Your objective: Show every line of the records that contains the string "divider".

· · ·

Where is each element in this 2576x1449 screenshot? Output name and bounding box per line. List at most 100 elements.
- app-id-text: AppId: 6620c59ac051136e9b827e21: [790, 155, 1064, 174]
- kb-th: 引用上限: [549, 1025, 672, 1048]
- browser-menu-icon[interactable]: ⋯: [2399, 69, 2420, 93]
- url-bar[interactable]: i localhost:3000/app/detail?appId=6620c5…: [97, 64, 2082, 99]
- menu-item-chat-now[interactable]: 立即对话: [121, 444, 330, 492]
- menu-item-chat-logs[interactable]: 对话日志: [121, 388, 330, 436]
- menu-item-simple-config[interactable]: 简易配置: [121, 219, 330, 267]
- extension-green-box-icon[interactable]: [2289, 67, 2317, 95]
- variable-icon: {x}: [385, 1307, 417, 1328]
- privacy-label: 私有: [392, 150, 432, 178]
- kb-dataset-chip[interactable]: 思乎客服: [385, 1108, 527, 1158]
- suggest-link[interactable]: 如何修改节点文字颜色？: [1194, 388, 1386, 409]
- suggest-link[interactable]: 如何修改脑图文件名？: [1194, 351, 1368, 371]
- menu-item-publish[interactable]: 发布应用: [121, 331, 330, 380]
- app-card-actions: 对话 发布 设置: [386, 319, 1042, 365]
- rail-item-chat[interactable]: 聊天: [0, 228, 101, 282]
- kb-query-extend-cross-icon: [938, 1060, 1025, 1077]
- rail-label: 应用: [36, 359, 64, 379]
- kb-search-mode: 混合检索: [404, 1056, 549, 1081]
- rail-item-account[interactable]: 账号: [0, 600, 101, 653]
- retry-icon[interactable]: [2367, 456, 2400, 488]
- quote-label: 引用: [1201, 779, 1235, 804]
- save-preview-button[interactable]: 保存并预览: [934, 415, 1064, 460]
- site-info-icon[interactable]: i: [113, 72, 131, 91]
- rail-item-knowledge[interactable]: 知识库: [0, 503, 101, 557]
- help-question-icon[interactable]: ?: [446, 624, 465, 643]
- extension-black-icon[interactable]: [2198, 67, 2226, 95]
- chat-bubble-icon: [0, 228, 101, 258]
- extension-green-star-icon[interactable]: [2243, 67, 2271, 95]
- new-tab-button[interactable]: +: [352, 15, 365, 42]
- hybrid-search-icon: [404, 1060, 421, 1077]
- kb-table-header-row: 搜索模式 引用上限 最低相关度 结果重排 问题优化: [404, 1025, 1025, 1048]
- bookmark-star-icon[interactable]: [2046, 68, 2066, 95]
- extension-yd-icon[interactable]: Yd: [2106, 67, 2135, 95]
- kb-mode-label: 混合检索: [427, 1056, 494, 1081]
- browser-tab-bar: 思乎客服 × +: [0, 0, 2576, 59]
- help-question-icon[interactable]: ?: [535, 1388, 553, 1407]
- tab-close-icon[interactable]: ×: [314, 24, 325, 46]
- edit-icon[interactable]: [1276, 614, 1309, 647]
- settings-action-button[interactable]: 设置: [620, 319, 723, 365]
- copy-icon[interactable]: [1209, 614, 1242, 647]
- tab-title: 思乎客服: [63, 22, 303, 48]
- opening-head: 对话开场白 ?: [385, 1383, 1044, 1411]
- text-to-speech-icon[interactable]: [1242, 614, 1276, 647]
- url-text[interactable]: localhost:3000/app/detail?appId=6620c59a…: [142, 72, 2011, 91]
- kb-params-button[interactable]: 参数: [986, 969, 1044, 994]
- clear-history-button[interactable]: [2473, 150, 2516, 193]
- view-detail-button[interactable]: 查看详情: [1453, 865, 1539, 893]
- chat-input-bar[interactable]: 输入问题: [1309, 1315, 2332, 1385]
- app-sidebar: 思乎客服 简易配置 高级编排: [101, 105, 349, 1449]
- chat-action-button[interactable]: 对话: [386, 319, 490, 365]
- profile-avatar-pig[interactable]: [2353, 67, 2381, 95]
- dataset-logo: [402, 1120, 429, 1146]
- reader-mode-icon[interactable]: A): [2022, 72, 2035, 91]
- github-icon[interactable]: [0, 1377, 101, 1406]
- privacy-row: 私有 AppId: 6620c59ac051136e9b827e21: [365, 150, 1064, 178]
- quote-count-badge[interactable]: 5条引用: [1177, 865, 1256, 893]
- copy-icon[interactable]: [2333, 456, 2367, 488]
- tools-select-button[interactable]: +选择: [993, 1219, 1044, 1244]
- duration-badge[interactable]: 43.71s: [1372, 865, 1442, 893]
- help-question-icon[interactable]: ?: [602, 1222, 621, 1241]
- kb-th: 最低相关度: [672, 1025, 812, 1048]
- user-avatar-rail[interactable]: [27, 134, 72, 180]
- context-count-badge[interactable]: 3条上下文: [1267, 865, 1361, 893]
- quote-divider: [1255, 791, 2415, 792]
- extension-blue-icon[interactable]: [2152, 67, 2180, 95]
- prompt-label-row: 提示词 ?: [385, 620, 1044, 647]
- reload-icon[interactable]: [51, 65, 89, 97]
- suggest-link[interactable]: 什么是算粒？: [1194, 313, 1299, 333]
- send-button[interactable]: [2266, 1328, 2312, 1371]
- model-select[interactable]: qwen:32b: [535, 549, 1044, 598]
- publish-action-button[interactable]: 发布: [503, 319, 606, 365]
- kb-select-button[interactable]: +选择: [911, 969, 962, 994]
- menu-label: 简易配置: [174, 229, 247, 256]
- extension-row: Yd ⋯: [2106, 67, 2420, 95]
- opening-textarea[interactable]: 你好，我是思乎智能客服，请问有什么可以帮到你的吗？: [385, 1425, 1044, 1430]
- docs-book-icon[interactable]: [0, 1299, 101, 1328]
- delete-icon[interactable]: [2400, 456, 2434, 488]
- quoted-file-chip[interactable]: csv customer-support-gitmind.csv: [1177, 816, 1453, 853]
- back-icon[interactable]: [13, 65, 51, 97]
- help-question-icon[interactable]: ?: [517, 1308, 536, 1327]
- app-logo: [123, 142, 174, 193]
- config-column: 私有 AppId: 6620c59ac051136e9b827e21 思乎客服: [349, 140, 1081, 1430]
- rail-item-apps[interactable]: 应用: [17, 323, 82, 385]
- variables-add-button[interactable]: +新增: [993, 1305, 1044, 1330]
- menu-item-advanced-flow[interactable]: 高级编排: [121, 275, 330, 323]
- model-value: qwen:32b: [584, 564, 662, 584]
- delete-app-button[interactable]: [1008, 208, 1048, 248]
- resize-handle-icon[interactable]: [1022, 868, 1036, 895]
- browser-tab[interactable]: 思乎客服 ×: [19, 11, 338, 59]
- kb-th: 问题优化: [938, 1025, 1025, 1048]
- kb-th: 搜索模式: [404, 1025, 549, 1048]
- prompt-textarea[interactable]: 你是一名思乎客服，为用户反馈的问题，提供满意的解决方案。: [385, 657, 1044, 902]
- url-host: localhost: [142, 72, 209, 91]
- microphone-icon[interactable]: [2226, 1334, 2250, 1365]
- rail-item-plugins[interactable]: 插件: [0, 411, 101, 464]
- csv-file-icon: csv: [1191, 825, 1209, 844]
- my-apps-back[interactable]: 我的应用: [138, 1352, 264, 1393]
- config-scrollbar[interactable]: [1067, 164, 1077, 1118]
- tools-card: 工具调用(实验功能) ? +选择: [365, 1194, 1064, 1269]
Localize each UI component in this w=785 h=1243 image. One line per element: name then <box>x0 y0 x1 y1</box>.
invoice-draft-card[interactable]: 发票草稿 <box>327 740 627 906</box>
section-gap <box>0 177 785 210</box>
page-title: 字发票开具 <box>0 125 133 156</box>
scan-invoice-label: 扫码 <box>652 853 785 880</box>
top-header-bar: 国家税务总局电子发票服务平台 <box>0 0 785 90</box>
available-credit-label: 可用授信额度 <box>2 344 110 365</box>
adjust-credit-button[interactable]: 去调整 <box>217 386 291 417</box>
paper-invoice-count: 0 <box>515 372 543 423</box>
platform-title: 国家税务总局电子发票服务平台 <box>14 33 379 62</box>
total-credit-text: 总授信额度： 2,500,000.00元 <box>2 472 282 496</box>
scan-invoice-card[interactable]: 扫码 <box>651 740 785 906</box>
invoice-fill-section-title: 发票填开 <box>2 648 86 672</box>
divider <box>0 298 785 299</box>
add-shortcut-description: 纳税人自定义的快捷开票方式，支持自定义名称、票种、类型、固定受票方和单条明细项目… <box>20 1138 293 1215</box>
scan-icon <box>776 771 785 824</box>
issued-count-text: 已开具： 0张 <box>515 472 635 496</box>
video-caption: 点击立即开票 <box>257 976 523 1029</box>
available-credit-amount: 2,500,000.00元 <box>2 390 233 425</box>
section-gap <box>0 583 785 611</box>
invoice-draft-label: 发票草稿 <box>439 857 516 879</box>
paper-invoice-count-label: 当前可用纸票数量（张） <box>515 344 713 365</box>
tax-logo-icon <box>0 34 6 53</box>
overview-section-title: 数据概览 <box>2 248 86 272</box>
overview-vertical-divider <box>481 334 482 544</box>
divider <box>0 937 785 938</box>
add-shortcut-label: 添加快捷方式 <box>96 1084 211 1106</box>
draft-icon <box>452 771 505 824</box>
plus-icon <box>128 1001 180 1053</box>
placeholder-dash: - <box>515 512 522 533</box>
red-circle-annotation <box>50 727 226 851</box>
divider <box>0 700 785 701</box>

· · ·

Right answer:
- quote-divider: [1255, 791, 2415, 792]
divider <box>0 298 785 299</box>
overview-vertical-divider <box>481 334 482 544</box>
divider <box>0 937 785 938</box>
divider <box>0 700 785 701</box>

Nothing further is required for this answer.